[Dataset excerpts]
———

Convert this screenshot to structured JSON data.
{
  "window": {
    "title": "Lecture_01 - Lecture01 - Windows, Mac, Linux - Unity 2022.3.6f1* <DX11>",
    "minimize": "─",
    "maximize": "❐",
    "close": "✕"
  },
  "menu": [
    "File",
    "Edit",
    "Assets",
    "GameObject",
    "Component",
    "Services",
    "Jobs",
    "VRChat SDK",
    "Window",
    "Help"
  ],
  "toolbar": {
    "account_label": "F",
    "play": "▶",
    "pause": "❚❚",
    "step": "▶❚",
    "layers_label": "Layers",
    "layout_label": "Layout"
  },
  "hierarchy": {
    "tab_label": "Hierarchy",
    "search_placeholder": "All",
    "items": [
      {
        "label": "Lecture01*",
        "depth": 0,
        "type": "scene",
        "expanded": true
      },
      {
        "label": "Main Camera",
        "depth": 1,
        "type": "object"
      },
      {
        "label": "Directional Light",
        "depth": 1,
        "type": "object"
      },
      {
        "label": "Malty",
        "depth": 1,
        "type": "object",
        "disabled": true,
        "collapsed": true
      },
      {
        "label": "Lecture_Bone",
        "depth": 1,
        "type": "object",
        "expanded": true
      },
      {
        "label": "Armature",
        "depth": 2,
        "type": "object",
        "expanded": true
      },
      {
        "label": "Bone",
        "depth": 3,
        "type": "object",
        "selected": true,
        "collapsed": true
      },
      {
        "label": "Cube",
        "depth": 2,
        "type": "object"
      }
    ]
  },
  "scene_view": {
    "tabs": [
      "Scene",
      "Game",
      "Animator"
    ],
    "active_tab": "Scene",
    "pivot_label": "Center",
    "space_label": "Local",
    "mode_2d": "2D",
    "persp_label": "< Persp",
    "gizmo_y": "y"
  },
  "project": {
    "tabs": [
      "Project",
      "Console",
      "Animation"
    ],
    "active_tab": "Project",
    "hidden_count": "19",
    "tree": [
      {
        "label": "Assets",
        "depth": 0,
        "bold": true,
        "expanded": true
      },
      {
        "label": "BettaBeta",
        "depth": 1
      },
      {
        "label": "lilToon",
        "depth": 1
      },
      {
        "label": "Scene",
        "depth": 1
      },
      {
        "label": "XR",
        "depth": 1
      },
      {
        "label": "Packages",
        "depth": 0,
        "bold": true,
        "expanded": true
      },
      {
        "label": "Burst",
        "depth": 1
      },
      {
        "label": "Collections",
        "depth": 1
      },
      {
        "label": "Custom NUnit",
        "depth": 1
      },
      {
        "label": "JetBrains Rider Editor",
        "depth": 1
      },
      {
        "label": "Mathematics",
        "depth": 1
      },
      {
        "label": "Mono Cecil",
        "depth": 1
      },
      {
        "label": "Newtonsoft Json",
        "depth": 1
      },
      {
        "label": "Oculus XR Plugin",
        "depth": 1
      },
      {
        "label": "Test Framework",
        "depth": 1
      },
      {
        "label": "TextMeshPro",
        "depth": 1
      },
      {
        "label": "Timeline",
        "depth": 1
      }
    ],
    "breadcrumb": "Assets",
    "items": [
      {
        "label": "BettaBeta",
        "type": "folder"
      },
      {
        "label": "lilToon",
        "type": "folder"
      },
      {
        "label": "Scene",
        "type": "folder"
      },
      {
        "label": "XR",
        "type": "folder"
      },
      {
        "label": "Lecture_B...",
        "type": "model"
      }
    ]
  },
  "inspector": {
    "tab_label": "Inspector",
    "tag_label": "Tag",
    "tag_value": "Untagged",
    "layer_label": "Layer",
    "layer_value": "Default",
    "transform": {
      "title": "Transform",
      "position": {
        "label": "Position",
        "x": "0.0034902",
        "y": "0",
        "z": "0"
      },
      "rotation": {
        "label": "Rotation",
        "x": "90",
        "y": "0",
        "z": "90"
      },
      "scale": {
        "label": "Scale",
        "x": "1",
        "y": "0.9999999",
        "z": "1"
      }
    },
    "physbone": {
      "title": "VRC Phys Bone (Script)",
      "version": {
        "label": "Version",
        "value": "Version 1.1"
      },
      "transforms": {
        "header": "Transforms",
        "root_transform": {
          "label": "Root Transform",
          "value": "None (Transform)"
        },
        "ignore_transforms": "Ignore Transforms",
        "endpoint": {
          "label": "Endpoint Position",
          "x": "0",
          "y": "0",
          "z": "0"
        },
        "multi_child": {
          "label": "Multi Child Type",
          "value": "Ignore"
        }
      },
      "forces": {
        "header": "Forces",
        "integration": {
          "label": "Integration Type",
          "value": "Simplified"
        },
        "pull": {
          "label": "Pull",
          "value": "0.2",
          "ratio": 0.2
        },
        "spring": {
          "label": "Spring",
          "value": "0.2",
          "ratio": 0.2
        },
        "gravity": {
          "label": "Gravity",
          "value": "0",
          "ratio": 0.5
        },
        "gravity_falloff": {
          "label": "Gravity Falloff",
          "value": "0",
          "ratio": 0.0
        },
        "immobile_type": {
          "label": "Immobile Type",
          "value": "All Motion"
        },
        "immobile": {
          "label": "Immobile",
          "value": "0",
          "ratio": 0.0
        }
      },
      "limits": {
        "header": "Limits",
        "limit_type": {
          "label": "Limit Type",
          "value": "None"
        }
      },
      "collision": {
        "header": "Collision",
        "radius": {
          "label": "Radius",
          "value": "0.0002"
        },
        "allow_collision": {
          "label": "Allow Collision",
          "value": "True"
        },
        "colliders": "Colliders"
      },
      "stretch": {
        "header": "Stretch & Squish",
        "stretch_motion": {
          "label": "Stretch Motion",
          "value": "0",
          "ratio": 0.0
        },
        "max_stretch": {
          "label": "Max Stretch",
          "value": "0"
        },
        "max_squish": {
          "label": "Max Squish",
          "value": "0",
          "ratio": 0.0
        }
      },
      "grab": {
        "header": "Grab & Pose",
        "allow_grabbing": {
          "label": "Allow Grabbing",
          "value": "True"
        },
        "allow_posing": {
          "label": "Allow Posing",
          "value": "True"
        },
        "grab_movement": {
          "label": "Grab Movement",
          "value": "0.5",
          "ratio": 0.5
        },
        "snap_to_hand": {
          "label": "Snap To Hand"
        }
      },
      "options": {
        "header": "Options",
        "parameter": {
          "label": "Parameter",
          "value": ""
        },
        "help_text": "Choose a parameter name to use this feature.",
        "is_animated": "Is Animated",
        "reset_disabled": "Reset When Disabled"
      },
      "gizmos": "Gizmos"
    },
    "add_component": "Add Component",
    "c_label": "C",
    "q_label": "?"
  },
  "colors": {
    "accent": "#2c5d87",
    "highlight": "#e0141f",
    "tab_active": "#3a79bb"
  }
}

———

Challenge
Above are some records; extract every one of them exactly.

Full solution
Convert this screenshot to structured JSON data.
{
  "window": {
    "title": "Lecture_01 - Lecture01 - Windows, Mac, Linux - Unity 2022.3.6f1* <DX11>",
    "minimize": "─",
    "maximize": "❐",
    "close": "✕"
  },
  "menu": [
    "File",
    "Edit",
    "Assets",
    "GameObject",
    "Component",
    "Services",
    "Jobs",
    "VRChat SDK",
    "Window",
    "Help"
  ],
  "toolbar": {
    "account_label": "F",
    "play": "▶",
    "pause": "❚❚",
    "step": "▶❚",
    "layers_label": "Layers",
    "layout_label": "Layout"
  },
  "hierarchy": {
    "tab_label": "Hierarchy",
    "search_placeholder": "All",
    "items": [
      {
        "label": "Lecture01*",
        "depth": 0,
        "type": "scene",
        "expanded": true
      },
      {
        "label": "Main Camera",
        "depth": 1,
        "type": "object"
      },
      {
        "label": "Directional Light",
        "depth": 1,
        "type": "object"
      },
      {
        "label": "Malty",
        "depth": 1,
        "type": "object",
        "disabled": true,
        "collapsed": true
      },
      {
        "label": "Lecture_Bone",
        "depth": 1,
        "type": "object",
        "expanded": true
      },
      {
        "label": "Armature",
        "depth": 2,
        "type": "object",
        "expanded": true
      },
      {
        "label": "Bone",
        "depth": 3,
        "type": "object",
        "selected": true,
        "collapsed": true
      },
      {
        "label": "Cube",
        "depth": 2,
        "type": "object"
      }
    ]
  },
  "scene_view": {
    "tabs": [
      "Scene",
      "Game",
      "Animator"
    ],
    "active_tab": "Scene",
    "pivot_label": "Center",
    "space_label": "Local",
    "mode_2d": "2D",
    "persp_label": "< Persp",
    "gizmo_y": "y"
  },
  "project": {
    "tabs": [
      "Project",
      "Console",
      "Animation"
    ],
    "active_tab": "Project",
    "hidden_count": "19",
    "tree": [
      {
        "label": "Assets",
        "depth": 0,
        "bold": true,
        "expanded": true
      },
      {
        "label": "BettaBeta",
        "depth": 1
      },
      {
        "label": "lilToon",
        "depth": 1
      },
      {
        "label": "Scene",
        "depth": 1
      },
      {
        "label": "XR",
        "depth": 1
      },
      {
        "label": "Packages",
        "depth": 0,
        "bold": true,
        "expanded": true
      },
      {
        "label": "Burst",
        "depth": 1
      },
      {
        "label": "Collections",
        "depth": 1
      },
      {
        "label": "Custom NUnit",
        "depth": 1
      },
      {
        "label": "JetBrains Rider Editor",
        "depth": 1
      },
      {
        "label": "Mathematics",
        "depth": 1
      },
      {
        "label": "Mono Cecil",
        "depth": 1
      },
      {
        "label": "Newtonsoft Json",
        "depth": 1
      },
      {
        "label": "Oculus XR Plugin",
        "depth": 1
      },
      {
        "label": "Test Framework",
        "depth": 1
      },
      {
        "label": "TextMeshPro",
        "depth": 1
      },
      {
        "label": "Timeline",
        "depth": 1
      }
    ],
    "breadcrumb": "Assets",
    "items": [
      {
        "label": "BettaBeta",
        "type": "folder"
      },
      {
        "label": "lilToon",
        "type": "folder"
      },
      {
        "label": "Scene",
        "type": "folder"
      },
      {
        "label": "XR",
        "type": "folder"
      },
      {
        "label": "Lecture_B...",
        "type": "model"
      }
    ]
  },
  "inspector": {
    "tab_label": "Inspector",
    "tag_label": "Tag",
    "tag_value": "Untagged",
    "layer_label": "Layer",
    "layer_value": "Default",
    "transform": {
      "title": "Transform",
      "position": {
        "label": "Position",
        "x": "0.0034902",
        "y": "0",
        "z": "0"
      },
      "rotation": {
        "label": "Rotation",
        "x": "90",
        "y": "0",
        "z": "90"
      },
      "scale": {
        "label": "Scale",
        "x": "1",
        "y": "0.9999999",
        "z": "1"
      }
    },
    "physbone": {
      "title": "VRC Phys Bone (Script)",
      "version": {
        "label": "Version",
        "value": "Version 1.1"
      },
      "transforms": {
        "header": "Transforms",
        "root_transform": {
          "label": "Root Transform",
          "value": "None (Transform)"
        },
        "ignore_transforms": "Ignore Transforms",
        "endpoint": {
          "label": "Endpoint Position",
          "x": "0",
          "y": "0",
          "z": "0"
        },
        "multi_child": {
          "label": "Multi Child Type",
          "value": "Ignore"
        }
      },
      "forces": {
        "header": "Forces",
        "integration": {
          "label": "Integration Type",
          "value": "Simplified"
        },
        "pull": {
          "label": "Pull",
          "value": "0.2",
          "ratio": 0.2
        },
        "spring": {
          "label": "Spring",
          "value": "0.2",
          "ratio": 0.2
        },
        "gravity": {
          "label": "Gravity",
          "value": "0",
          "ratio": 0.5
        },
        "gravity_falloff": {
          "label": "Gravity Falloff",
          "value": "0",
          "ratio": 0.0
        },
        "immobile_type": {
          "label": "Immobile Type",
          "value": "All Motion"
        },
        "immobile": {
          "label": "Immobile",
          "value": "0",
          "ratio": 0.0
        }
      },
      "limits": {
        "header": "Limits",
        "limit_type": {
          "label": "Limit Type",
          "value": "None"
        }
      },
      "collision": {
        "header": "Collision",
        "radius": {
          "label": "Radius",
          "value": "0.0002"
        },
        "allow_collision": {
          "label": "Allow Collision",
          "value": "True"
        },
        "colliders": "Colliders"
      },
      "stretch": {
        "header": "Stretch & Squish",
        "stretch_motion": {
          "label": "Stretch Motion",
          "value": "0",
          "ratio": 0.0
        },
        "max_stretch": {
          "label": "Max Stretch",
          "value": "0"
        },
        "max_squish": {
          "label": "Max Squish",
          "value": "0",
          "ratio": 0.0
        }
      },
      "grab": {
        "header": "Grab & Pose",
        "allow_grabbing": {
          "label": "Allow Grabbing",
          "value": "True"
        },
        "allow_posing": {
          "label": "Allow Posing",
          "value": "True"
        },
        "grab_movement": {
          "label": "Grab Movement",
          "value": "0.5",
          "ratio": 0.5
        },
        "snap_to_hand": {
          "label": "Snap To Hand"
        }
      },
      "options": {
        "header": "Options",
        "parameter": {
          "label": "Parameter",
          "value": ""
        },
        "help_text": "Choose a parameter name to use this feature.",
        "is_animated": "Is Animated",
        "reset_disabled": "Reset When Disabled"
      },
      "gizmos": "Gizmos"
    },
    "add_component": "Add Component",
    "c_label": "C",
    "q_label": "?"
  },
  "colors": {
    "accent": "#2c5d87",
    "highlight": "#e0141f",
    "tab_active": "#3a79bb"
  }
}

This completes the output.